Activity:
Say whether each statement below agrees with the text on the House of Arco, answering yes or no and quoting the words of the text that settle it: (a) The family became Imperial counts in 1413. (b) The Castle of Arco has been owned by the municipality of Arco since 1982. (c) Count Georg von Arco died in Munich.

Excerpted text:

---

The House of Arco is the name of an ancient noble family, originally from Arco, in Northern Italy. Members of the family played important roles within the Holy Roman Empire, Austro-Hungarian Empire and Italy.
== History ==
They were first attested to in 1124 and were recognized as free nobles in 1186. For many centuries, they held the Castle of Arco. In 1413, they became Imperial counts. In the 17th century, members of the family moved from Arco to Bavaria, Mantua, Salzburg, and Silesia. At the beginning of the 19th century, Bavarian branch split into three cadet lines: Arco auf Valley, Arco-Stepperg and Arco-Zinneberg. The family is still extant, primarily in Bavaria, but the Castle of Arco, which has been in the possession of the branch in Mantua has belonged to the municipality of Arco since 1982.

== Notable members ==
- Livia d'Arco (c. 1565–1611) was an Italian singer at the court of Alfonso II d'Este in Ferrara.
- Johann Baptist, Graf von Arco (c. 1650 – 21 March 1715, Munich) was a diplomat and Generalfeldmarschall in the service of the Electorate of Bavaria.
- Count Johann Philipp von Arco (11 May 1652 – 18 February 1704) was a soldier who served the Habsburg monarchy.
- Archduchess Maria Leopoldine of Austria-Este (10 December 1776 – 23 June 1848), was an Electress of Bavaria and later wife of Count Ludwig Joseph von Arco (1773-1854).
- Anton Graf von Arco auf Valley (5 February 1897 – 29 June 1945) was a German far-right activist and Bavarian nationalist.
- Count Georg von Arco (30 August 1869 in Großgorschütz - 5 May 1940 in Berlin) was a German physicist and a radio pioneer.
- Olympia von und zu Arco-Zinneberg (born 4 January 1988) is the consort of Jean-Christophe, Prince Napoléon, the disputed head of the House of Bonaparte.

---

[Bounding box prediction data]

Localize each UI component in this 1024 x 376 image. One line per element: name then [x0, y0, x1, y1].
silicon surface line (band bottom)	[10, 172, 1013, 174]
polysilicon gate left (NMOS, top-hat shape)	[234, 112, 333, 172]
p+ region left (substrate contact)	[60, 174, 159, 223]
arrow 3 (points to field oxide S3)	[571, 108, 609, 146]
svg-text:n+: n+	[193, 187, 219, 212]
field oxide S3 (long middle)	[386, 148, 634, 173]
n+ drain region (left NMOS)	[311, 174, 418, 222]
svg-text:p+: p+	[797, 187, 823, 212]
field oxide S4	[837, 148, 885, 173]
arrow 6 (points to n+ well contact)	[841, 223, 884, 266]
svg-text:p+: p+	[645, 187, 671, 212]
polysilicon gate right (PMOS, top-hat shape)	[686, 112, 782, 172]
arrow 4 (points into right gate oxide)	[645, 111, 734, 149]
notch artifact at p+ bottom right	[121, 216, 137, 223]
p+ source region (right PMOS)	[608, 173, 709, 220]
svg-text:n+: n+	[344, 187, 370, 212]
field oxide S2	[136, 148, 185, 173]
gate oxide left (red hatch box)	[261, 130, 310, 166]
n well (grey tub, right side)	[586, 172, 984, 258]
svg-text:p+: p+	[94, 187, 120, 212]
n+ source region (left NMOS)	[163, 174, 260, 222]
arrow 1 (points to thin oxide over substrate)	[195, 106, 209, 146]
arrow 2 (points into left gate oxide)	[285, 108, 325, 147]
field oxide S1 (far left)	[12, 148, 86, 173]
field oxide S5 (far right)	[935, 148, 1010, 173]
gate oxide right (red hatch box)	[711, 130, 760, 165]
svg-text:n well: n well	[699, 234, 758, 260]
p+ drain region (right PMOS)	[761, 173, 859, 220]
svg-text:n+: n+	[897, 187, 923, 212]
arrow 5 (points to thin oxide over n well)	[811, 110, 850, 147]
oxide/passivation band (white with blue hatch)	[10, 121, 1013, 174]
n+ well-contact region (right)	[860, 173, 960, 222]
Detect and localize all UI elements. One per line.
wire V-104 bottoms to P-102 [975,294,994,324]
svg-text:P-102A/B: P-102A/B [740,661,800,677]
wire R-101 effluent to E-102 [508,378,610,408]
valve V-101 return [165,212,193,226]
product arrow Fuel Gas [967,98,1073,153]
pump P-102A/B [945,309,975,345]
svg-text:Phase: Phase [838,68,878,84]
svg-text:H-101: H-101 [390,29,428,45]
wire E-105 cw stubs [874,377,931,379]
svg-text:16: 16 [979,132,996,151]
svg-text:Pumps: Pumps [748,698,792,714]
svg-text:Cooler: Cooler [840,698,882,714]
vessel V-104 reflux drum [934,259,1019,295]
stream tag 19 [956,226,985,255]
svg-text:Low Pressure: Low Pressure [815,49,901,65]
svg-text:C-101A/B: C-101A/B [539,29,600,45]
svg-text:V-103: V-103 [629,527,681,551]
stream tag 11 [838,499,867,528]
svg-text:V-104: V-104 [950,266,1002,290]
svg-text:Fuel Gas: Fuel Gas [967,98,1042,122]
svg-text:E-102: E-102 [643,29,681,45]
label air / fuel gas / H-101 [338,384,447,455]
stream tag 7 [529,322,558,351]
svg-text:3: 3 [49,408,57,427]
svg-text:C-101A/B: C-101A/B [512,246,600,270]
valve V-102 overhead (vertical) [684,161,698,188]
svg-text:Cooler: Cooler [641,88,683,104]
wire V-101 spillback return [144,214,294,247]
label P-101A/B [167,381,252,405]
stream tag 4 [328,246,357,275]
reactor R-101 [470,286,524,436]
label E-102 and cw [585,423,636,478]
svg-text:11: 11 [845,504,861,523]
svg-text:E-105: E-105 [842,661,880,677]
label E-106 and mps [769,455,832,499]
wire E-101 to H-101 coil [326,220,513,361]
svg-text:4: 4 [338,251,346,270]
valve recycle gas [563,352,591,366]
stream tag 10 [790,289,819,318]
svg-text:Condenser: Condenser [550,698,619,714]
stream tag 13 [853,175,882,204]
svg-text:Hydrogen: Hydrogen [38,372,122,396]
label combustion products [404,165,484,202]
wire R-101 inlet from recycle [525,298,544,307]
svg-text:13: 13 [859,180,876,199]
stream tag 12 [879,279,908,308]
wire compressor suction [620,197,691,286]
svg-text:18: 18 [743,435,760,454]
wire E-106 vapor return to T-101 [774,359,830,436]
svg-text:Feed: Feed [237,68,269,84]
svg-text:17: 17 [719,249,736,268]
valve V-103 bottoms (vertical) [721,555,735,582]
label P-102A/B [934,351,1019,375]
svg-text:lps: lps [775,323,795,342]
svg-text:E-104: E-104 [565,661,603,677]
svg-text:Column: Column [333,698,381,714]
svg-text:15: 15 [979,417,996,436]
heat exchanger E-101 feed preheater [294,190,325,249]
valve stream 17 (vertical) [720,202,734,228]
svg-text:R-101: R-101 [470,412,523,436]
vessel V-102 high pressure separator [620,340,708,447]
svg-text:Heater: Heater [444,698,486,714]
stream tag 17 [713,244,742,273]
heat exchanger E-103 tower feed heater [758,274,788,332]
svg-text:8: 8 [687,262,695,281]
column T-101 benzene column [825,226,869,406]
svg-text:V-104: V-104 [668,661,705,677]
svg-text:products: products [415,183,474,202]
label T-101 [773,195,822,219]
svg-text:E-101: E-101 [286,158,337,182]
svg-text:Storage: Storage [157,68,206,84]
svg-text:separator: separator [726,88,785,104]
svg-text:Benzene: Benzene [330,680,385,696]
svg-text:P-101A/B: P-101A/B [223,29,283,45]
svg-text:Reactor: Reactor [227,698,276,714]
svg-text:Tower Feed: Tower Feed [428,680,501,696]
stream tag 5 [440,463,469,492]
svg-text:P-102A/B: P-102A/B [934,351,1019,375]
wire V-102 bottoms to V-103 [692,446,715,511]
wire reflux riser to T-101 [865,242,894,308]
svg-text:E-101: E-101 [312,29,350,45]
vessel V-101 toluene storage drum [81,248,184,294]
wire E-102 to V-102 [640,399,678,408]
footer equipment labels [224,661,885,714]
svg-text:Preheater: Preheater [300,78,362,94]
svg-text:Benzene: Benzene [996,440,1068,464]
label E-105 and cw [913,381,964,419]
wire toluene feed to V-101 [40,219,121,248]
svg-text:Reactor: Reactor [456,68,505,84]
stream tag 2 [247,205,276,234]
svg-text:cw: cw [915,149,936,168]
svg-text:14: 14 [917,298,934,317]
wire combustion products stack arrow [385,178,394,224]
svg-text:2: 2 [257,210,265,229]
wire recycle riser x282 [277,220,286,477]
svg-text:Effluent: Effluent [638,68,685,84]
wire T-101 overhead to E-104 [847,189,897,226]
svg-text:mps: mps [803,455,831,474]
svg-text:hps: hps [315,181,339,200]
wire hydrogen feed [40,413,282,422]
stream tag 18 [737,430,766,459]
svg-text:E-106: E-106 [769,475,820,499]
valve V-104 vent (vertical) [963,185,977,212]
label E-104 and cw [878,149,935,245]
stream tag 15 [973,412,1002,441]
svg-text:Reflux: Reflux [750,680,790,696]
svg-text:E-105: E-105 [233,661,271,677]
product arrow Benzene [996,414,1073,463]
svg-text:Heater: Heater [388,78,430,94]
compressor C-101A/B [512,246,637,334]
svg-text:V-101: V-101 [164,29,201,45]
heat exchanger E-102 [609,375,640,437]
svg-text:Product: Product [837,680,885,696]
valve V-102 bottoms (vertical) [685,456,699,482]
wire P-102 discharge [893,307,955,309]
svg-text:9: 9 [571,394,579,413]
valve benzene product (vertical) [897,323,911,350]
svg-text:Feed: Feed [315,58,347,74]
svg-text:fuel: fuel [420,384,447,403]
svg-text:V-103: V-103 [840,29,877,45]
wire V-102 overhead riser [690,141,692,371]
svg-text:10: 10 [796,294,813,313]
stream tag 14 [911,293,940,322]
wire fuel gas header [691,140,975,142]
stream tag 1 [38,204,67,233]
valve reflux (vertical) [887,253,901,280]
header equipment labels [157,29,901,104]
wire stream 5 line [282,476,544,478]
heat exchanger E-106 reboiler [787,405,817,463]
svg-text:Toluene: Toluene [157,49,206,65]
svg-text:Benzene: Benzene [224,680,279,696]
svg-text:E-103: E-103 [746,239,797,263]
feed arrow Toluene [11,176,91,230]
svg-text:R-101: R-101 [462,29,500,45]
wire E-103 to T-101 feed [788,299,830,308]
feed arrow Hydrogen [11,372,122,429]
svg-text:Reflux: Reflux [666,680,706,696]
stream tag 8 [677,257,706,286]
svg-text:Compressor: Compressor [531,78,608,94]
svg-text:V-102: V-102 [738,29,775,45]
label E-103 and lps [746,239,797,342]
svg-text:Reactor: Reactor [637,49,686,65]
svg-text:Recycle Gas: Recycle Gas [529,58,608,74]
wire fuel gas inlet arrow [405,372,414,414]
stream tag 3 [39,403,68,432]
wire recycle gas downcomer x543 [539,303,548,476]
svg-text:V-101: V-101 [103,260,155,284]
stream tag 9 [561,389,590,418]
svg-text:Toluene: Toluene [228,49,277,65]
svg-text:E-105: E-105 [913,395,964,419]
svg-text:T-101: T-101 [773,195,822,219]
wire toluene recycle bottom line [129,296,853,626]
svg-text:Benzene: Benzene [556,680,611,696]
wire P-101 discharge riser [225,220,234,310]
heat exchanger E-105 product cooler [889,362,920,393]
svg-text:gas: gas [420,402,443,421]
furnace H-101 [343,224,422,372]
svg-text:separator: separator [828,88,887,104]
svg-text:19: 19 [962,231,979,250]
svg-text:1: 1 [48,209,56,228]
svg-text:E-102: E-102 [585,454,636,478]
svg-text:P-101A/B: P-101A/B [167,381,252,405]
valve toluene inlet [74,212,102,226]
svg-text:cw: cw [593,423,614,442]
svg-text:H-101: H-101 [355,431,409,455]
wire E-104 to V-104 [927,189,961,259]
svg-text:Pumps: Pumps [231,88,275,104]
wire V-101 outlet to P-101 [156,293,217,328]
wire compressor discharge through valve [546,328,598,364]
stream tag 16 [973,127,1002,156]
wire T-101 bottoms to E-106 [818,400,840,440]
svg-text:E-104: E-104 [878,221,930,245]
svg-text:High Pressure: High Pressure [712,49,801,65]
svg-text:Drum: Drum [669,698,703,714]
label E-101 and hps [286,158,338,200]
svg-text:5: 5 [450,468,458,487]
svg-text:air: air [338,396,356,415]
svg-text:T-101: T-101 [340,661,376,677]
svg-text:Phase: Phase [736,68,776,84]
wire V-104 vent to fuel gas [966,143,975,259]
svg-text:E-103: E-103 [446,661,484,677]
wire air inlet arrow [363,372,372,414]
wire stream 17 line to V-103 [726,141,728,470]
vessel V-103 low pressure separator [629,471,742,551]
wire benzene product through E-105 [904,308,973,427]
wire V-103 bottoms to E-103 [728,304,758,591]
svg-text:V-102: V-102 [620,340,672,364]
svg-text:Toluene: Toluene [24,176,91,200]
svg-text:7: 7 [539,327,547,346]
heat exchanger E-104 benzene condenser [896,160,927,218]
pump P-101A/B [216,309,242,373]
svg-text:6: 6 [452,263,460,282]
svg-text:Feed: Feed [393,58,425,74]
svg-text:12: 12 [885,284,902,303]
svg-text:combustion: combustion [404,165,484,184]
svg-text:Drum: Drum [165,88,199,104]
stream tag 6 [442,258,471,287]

---

Response to the exercise:
(a) Yes: "In 1413, they became Imperial counts."
(b) Yes: "has belonged to the municipality of Arco since 1982"
(c) No: "5 May 1940 in Berlin"